#### Given request
Search the material and gather each line with "icon" in it.
--*--
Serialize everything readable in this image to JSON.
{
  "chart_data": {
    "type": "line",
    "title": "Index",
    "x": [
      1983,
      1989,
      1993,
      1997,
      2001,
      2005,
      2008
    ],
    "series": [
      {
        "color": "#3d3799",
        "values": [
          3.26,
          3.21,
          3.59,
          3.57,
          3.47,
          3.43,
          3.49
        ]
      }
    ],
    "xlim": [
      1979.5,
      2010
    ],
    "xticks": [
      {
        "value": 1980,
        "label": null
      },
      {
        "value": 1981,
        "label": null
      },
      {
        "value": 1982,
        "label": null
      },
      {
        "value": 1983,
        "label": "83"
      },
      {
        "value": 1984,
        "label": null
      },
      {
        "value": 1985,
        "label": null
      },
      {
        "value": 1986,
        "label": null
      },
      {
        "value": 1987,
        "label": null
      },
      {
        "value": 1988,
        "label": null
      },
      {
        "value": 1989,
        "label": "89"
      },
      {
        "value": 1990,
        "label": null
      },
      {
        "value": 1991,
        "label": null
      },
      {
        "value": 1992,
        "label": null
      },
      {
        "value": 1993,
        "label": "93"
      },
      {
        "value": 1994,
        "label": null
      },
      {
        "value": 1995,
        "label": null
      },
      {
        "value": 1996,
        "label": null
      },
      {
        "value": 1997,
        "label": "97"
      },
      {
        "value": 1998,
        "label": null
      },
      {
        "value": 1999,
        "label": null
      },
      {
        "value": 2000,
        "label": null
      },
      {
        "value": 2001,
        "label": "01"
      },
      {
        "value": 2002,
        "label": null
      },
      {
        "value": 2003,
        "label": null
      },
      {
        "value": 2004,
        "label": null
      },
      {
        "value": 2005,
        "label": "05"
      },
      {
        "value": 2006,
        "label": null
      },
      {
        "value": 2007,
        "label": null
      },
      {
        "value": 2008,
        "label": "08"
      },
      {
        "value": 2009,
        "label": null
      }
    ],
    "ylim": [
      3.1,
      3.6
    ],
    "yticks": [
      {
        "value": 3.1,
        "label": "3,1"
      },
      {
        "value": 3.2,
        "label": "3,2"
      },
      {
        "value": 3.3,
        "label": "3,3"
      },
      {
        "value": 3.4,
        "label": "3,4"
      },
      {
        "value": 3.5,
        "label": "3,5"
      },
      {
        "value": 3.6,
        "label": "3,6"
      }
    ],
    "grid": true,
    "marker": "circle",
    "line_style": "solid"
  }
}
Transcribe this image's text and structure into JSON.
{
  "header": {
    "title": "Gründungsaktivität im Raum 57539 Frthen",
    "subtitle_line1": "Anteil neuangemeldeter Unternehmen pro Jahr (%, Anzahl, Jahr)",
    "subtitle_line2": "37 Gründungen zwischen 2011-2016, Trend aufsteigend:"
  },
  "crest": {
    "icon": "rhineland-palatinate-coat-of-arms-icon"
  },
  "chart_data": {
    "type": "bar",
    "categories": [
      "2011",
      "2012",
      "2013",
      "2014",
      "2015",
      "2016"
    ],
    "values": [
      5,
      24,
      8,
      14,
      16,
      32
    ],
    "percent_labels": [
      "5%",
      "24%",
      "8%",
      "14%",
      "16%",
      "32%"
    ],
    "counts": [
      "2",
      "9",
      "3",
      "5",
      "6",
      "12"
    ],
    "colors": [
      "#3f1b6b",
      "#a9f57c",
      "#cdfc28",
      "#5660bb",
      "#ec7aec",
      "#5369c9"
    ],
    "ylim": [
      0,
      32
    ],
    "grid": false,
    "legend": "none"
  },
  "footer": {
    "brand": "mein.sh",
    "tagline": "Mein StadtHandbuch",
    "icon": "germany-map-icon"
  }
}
--*--
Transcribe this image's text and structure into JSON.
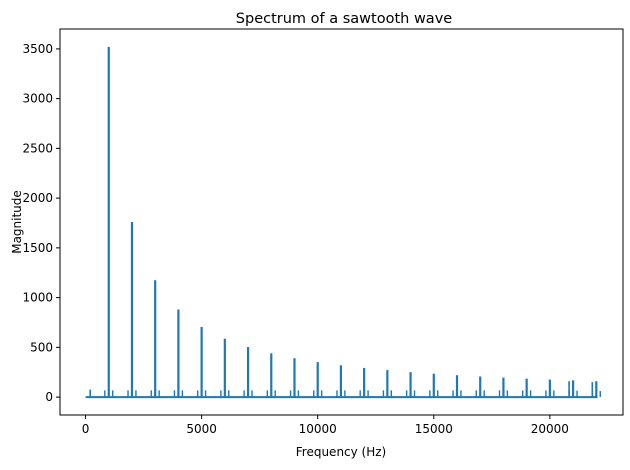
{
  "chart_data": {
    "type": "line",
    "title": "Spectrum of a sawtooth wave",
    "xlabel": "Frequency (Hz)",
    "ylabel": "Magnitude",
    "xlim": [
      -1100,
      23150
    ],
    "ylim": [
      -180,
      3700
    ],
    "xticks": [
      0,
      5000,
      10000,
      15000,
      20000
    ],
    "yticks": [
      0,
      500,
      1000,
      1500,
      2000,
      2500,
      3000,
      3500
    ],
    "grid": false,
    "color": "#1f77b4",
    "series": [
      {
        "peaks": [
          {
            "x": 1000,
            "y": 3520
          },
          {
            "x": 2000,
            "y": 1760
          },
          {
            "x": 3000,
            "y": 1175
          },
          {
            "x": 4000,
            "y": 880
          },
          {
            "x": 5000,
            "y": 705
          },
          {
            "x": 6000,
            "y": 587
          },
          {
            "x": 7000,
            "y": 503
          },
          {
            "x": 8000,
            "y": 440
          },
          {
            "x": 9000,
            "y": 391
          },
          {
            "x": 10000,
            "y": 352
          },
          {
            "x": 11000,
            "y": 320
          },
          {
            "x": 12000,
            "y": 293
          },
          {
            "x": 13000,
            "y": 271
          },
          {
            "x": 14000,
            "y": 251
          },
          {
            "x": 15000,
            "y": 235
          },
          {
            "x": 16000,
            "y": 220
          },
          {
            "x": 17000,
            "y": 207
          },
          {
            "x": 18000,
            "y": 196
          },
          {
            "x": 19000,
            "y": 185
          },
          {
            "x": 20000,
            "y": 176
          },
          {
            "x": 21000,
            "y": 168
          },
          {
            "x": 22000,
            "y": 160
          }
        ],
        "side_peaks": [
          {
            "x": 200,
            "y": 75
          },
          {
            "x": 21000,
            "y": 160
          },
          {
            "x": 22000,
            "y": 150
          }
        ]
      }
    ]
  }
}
--*--
#### Output of the task
    "icon": "rhineland-palatinate-coat-of-arms-icon"
    "icon": "germany-map-icon"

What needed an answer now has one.